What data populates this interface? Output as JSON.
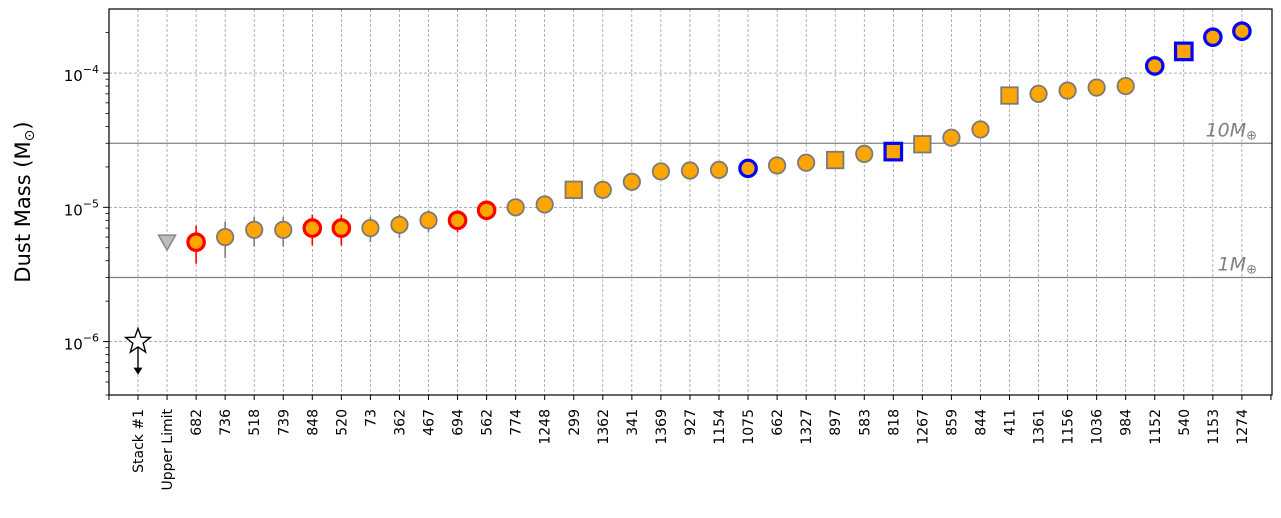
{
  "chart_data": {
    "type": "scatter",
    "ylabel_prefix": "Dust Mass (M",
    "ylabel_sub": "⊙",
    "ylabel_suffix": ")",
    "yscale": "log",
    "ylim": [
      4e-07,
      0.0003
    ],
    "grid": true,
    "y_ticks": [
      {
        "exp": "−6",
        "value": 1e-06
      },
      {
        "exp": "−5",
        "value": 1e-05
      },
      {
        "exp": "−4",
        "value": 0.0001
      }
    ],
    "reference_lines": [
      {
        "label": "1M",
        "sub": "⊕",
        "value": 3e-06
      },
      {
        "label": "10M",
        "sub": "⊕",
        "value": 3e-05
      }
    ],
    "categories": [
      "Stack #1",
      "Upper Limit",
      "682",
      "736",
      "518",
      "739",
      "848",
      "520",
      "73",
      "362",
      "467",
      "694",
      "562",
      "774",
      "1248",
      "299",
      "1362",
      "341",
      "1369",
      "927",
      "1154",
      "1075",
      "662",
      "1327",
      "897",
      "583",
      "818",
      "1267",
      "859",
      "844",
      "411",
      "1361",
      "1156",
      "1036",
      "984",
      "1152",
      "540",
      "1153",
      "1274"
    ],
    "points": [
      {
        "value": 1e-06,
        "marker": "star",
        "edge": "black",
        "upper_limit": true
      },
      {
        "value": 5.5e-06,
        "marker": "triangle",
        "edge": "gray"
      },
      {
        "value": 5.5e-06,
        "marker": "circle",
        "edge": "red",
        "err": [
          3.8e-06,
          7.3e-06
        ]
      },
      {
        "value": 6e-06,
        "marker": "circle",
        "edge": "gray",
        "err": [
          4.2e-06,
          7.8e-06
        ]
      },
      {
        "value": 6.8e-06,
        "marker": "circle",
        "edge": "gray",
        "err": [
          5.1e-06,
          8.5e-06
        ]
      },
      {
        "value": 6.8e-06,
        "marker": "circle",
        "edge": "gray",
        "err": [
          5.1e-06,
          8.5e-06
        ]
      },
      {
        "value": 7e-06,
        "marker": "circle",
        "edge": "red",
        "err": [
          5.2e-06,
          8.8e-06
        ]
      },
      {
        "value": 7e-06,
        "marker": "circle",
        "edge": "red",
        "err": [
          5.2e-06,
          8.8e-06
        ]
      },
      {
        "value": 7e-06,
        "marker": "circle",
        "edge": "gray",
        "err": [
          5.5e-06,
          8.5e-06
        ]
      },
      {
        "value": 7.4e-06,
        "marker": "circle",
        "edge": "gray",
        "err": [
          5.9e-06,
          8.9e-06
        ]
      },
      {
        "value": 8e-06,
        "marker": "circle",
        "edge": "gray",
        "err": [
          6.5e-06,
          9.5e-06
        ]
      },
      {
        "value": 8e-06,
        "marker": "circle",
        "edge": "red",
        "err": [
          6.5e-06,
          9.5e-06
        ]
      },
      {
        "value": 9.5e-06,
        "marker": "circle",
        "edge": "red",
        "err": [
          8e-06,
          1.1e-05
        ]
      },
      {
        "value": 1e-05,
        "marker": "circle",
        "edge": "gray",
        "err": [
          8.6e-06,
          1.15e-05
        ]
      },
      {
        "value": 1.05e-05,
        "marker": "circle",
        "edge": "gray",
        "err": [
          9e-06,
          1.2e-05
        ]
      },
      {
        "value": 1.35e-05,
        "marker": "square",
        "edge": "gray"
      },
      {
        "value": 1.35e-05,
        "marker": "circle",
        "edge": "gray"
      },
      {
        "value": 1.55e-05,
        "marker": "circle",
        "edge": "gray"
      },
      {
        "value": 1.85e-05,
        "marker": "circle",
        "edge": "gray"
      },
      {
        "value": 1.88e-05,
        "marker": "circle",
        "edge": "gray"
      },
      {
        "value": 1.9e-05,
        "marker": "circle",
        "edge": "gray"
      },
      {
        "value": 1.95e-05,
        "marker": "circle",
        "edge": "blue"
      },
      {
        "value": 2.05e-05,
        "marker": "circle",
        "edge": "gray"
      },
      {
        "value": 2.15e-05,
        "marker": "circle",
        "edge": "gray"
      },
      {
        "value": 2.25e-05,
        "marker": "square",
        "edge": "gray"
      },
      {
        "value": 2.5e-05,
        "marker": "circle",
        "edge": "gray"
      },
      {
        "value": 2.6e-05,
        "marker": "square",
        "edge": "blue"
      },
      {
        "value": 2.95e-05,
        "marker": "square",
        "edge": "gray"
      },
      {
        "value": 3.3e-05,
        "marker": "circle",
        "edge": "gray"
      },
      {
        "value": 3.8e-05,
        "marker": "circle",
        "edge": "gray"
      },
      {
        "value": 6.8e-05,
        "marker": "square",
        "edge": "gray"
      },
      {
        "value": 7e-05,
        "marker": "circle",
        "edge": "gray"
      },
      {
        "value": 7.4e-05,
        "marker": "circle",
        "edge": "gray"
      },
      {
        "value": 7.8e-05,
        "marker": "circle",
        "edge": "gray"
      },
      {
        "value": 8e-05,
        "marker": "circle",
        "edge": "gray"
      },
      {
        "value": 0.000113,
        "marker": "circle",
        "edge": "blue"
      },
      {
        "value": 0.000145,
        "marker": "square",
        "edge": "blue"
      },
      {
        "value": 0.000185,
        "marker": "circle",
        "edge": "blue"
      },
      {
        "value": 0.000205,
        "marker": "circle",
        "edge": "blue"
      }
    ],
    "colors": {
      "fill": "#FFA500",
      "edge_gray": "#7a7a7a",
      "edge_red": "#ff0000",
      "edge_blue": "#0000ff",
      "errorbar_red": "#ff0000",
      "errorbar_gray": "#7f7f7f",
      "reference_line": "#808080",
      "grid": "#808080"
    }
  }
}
- - - - - - -
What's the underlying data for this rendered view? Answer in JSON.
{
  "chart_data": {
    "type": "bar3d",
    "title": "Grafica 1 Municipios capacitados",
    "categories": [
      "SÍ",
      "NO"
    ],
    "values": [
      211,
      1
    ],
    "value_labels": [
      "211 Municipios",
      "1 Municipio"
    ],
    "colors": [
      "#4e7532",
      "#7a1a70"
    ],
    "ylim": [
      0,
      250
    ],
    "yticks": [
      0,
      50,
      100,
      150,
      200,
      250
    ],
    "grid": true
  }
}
- - - - - - -
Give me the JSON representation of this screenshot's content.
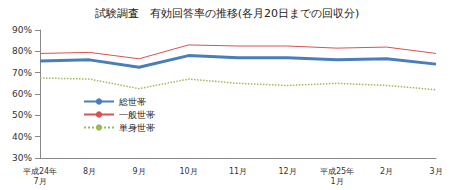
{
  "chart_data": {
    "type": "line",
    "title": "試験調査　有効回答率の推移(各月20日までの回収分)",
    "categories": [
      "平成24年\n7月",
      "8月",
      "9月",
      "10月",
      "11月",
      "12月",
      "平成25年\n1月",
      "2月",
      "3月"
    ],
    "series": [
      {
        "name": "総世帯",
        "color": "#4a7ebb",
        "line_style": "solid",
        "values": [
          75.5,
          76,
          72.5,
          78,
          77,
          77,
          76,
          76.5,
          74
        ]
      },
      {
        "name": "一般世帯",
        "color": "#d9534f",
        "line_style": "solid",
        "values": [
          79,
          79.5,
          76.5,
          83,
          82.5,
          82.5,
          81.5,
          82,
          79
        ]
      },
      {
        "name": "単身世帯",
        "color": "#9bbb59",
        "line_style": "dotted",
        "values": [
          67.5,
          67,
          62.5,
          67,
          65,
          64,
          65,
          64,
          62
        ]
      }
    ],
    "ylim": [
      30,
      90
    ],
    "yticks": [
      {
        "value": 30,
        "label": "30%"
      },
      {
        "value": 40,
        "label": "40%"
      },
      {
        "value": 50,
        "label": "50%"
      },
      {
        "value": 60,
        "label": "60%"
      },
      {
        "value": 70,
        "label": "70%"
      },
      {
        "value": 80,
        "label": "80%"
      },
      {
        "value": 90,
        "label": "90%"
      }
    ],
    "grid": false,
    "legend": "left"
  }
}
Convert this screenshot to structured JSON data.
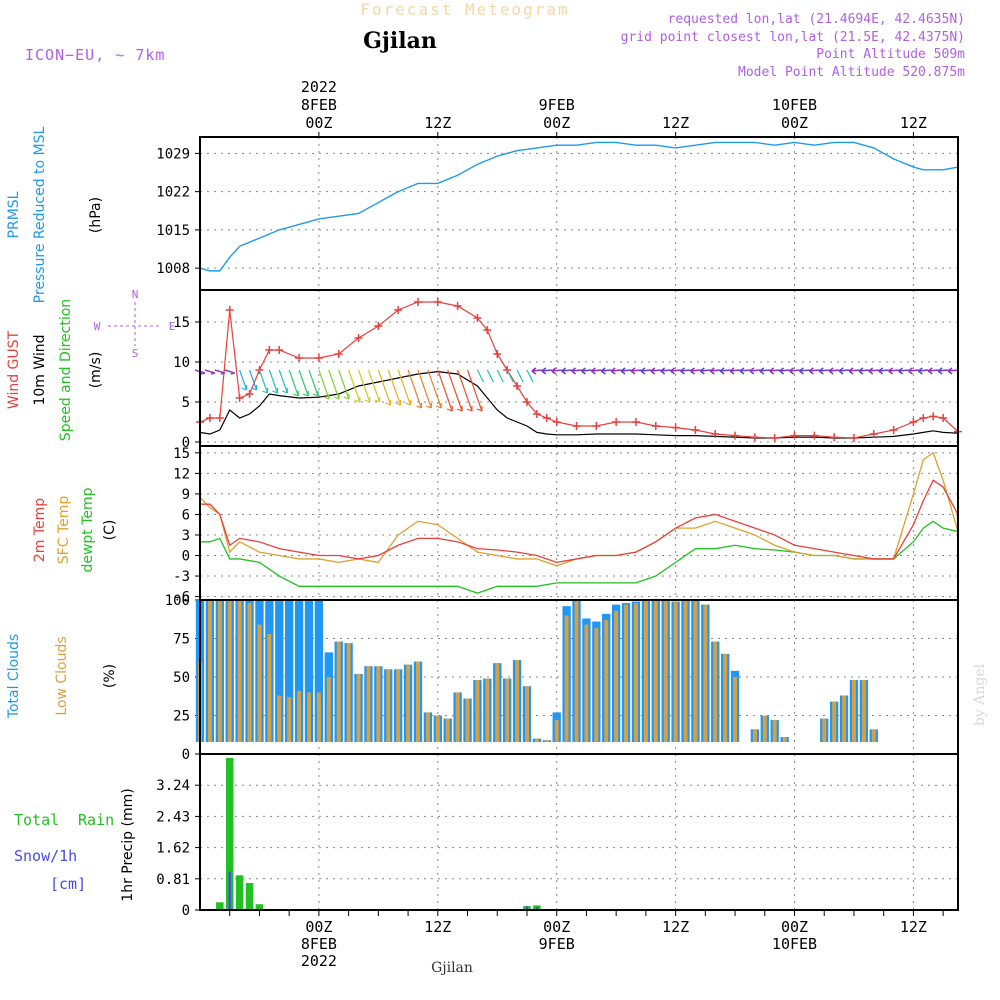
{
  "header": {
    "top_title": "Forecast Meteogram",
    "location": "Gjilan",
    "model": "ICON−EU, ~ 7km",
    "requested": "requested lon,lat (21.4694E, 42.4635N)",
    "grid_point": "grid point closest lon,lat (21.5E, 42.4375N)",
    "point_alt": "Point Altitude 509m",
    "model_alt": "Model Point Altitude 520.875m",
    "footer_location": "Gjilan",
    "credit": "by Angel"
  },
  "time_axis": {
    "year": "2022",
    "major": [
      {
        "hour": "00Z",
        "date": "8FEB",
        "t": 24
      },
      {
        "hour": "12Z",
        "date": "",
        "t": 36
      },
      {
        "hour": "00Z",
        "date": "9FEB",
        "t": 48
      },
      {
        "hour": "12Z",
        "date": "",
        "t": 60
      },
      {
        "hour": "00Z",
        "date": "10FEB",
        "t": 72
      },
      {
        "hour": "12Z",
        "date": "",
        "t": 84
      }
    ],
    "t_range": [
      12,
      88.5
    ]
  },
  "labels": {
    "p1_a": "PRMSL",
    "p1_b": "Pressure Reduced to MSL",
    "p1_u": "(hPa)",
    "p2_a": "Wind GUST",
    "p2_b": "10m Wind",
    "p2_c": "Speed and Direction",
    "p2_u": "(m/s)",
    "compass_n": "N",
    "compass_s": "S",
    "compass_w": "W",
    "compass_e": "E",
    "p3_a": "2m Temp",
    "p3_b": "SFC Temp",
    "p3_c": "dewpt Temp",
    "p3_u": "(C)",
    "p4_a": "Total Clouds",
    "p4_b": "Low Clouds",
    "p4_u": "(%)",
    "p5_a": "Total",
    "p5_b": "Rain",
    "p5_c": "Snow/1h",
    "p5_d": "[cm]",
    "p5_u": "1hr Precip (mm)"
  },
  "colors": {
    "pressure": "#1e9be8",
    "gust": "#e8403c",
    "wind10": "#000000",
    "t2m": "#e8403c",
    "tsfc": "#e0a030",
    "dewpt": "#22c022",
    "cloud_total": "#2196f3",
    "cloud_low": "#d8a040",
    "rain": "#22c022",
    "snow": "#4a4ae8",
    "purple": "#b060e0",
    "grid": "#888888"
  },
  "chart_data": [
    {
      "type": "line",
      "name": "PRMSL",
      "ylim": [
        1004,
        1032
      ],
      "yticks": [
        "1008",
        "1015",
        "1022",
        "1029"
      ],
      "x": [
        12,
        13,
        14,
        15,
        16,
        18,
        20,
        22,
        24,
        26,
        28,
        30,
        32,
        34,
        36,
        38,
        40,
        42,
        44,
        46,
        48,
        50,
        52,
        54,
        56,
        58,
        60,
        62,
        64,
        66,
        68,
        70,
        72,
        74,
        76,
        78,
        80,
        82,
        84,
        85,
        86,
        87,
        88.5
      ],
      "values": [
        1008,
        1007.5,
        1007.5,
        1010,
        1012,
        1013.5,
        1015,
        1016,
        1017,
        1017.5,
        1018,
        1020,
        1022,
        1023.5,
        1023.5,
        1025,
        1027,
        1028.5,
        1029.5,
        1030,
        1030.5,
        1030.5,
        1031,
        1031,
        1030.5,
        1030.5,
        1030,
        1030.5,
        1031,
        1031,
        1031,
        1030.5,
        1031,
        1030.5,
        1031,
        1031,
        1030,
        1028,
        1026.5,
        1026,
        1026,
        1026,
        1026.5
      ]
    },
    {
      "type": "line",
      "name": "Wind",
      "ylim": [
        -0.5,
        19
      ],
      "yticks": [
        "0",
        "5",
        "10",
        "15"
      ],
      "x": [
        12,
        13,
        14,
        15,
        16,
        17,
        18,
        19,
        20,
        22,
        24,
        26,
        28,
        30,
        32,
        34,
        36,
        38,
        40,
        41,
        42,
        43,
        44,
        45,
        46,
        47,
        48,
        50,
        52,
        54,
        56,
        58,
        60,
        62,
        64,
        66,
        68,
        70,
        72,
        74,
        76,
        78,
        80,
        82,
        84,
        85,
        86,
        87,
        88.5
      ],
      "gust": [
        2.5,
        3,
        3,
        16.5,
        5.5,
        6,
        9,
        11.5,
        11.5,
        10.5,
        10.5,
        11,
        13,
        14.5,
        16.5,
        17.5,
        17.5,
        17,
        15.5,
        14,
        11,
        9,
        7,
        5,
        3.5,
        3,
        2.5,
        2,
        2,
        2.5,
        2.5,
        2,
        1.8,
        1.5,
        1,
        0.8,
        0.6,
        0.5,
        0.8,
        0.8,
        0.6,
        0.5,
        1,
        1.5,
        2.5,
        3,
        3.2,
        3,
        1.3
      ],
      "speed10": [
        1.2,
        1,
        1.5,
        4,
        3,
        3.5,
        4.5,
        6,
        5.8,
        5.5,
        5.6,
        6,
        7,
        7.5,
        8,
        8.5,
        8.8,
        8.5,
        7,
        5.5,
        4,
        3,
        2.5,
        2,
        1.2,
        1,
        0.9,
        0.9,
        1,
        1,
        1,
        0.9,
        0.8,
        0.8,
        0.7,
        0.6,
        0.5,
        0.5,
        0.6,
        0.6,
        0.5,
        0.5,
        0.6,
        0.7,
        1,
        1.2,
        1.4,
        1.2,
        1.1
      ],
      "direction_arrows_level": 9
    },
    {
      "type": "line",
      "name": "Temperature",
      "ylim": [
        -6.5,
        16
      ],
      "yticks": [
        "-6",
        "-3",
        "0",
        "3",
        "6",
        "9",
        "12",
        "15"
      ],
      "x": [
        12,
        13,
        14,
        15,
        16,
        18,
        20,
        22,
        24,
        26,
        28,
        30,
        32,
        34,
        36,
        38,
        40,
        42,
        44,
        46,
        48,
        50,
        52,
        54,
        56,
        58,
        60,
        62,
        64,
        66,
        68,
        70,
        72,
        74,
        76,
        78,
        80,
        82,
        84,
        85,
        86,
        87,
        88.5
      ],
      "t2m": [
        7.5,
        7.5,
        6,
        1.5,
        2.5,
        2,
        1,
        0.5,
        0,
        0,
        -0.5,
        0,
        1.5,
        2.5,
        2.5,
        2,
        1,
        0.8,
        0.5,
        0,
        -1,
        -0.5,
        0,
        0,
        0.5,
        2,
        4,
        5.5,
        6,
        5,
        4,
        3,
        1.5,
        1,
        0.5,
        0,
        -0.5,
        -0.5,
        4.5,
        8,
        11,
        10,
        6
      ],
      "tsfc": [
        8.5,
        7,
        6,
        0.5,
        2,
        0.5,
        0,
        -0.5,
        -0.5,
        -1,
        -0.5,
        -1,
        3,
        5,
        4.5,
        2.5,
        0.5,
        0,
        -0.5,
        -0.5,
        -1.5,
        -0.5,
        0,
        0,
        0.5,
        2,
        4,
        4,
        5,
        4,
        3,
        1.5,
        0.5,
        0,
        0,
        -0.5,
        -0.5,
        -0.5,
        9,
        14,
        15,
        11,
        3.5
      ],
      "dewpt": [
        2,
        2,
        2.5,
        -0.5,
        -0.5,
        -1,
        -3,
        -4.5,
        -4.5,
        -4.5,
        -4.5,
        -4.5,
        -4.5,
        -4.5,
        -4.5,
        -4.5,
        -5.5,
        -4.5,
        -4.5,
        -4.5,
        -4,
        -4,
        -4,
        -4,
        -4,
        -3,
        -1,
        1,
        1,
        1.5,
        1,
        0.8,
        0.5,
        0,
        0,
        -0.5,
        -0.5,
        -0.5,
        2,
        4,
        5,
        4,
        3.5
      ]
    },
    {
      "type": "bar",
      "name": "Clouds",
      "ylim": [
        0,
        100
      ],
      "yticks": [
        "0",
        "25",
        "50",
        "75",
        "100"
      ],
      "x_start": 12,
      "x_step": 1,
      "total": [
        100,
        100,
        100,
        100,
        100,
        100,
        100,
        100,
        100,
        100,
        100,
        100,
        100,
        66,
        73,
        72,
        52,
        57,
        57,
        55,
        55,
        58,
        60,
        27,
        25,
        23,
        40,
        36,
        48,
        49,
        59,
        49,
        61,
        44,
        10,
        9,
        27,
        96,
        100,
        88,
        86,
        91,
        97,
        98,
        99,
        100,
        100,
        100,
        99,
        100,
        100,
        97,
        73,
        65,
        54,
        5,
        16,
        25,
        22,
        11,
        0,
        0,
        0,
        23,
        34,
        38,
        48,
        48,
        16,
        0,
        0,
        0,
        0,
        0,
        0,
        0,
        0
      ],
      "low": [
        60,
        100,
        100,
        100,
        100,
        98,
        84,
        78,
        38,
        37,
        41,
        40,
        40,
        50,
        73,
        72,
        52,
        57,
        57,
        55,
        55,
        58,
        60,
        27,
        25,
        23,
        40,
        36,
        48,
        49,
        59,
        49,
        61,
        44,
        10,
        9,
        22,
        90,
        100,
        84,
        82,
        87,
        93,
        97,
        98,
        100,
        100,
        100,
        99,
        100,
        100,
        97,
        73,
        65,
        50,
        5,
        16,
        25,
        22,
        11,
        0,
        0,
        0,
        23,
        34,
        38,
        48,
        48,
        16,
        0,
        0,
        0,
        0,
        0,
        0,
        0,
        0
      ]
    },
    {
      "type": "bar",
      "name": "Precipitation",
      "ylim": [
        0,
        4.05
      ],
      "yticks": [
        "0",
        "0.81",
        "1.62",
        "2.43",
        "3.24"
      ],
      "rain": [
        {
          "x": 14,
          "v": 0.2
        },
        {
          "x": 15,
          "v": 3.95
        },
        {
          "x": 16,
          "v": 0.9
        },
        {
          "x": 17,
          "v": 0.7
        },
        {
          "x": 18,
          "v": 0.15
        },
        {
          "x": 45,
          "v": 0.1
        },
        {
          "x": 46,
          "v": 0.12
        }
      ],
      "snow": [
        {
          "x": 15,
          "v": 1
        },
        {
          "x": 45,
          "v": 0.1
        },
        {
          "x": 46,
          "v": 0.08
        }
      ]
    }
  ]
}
- - - - - - -
**WHAT THE TASK REQUIRES:** Copy out each line of the material that holds the word "Clouds".

**TASK RESPONSE:**
    "p4_a": "Total Clouds",
    "p4_b": "Low Clouds",
      "name": "Clouds",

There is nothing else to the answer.